Records that describe figures
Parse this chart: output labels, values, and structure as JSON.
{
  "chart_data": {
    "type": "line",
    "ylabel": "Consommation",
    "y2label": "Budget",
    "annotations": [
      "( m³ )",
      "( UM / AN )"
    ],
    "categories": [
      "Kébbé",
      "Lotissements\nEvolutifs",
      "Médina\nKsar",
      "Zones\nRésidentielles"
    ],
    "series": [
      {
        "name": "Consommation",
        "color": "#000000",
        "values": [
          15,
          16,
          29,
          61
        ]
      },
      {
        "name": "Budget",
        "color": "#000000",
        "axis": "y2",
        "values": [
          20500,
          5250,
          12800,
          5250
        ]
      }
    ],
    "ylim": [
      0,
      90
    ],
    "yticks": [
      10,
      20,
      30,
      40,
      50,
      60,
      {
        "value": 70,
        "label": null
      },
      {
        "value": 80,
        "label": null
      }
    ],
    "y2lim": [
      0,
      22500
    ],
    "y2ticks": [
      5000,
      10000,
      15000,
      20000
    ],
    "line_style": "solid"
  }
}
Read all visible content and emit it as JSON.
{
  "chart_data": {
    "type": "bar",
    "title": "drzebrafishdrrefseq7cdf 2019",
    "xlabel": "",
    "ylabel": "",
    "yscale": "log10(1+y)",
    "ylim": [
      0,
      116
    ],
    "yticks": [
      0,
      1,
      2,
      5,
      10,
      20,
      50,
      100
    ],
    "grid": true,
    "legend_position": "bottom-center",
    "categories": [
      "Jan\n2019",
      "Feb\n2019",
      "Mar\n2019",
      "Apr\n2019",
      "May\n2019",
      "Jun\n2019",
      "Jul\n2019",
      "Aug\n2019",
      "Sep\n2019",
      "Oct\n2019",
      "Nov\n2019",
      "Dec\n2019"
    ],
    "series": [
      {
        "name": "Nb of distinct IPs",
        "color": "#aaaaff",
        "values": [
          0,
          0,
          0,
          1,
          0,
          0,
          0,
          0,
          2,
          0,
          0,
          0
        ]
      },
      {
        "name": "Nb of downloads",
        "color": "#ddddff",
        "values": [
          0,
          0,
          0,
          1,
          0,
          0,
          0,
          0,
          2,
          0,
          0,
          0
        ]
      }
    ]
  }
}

## Task objective
Every line that holds the word "name" should be extracted.

## The output
        "name": "Consommation",
        "name": "Budget",
        "name": "Nb of distinct IPs",
        "name": "Nb of downloads",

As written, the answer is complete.